Identify the lines that contain the string "color" and copy all of them.
***** SUPPLIED INFORMATION *****
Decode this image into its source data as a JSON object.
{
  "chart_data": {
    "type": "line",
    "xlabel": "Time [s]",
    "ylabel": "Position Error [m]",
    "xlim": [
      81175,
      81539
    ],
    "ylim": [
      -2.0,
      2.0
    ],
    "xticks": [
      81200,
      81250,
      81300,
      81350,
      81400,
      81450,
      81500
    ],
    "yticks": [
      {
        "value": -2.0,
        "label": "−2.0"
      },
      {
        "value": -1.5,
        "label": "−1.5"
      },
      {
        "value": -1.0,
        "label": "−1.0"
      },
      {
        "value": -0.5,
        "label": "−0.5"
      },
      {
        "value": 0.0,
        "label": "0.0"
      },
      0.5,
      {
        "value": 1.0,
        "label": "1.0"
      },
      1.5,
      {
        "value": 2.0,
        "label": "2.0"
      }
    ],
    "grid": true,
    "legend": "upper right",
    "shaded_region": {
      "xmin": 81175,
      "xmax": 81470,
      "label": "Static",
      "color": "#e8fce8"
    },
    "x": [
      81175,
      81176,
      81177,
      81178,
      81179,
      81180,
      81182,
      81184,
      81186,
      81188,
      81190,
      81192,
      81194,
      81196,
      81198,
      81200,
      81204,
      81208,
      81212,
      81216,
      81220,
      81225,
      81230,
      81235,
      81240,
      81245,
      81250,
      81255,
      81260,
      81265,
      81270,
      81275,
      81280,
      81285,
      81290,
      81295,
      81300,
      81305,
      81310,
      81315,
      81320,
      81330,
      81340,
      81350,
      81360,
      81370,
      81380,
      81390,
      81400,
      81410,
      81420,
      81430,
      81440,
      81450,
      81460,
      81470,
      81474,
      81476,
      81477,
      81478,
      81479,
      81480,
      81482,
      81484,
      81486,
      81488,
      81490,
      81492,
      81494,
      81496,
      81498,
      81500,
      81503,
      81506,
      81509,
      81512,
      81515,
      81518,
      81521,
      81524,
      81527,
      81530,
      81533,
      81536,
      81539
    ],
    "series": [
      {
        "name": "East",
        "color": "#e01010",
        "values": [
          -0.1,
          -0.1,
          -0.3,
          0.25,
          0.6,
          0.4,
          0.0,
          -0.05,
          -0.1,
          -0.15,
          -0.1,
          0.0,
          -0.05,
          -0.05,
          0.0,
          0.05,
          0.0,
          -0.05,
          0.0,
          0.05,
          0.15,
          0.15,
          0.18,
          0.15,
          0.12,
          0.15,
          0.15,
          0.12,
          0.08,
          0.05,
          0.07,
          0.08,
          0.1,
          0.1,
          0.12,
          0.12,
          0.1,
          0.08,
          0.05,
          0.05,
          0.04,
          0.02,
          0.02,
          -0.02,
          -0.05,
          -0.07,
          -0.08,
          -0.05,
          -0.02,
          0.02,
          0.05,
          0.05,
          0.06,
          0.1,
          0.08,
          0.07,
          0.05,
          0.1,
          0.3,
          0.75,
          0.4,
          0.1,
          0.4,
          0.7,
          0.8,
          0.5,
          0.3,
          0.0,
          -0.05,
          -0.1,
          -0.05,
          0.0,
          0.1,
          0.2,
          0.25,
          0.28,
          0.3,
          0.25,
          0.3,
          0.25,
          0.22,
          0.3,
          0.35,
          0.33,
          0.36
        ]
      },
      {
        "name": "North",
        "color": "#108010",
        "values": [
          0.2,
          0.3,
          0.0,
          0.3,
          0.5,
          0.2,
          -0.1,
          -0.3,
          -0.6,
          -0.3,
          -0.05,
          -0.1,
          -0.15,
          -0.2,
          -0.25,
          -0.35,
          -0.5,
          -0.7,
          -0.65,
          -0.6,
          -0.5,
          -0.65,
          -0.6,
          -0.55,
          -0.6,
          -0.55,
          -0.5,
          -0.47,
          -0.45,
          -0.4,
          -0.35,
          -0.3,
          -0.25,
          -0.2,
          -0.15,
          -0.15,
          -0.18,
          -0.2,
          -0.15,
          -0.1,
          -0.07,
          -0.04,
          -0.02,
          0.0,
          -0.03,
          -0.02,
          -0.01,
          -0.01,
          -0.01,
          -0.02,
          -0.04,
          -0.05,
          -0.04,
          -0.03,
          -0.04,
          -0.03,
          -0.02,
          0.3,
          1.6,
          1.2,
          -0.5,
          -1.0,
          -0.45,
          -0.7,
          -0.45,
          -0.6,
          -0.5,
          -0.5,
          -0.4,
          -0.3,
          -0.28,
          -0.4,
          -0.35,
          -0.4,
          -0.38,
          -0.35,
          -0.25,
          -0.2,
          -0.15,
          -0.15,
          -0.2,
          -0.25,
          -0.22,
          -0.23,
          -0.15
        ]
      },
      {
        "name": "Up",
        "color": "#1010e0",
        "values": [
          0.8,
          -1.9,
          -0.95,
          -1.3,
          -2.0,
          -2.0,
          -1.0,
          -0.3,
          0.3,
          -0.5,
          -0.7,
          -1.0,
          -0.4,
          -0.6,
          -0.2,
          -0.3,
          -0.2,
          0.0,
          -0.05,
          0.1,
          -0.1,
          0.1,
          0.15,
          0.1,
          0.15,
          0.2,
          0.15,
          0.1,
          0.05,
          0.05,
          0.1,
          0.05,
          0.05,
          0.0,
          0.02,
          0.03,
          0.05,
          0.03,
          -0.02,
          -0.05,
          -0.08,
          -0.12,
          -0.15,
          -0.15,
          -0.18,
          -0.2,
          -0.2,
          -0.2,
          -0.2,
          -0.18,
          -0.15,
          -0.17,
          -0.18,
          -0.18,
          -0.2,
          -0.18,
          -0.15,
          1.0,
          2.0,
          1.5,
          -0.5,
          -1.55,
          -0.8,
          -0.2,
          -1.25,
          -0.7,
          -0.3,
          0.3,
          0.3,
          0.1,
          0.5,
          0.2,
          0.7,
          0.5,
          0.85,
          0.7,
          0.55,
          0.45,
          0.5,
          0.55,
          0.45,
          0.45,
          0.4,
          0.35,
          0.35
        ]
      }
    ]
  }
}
*****
CORRECT RESULT >>
      "color": "#e8fce8"
        "color": "#e01010",
        "color": "#108010",
        "color": "#1010e0",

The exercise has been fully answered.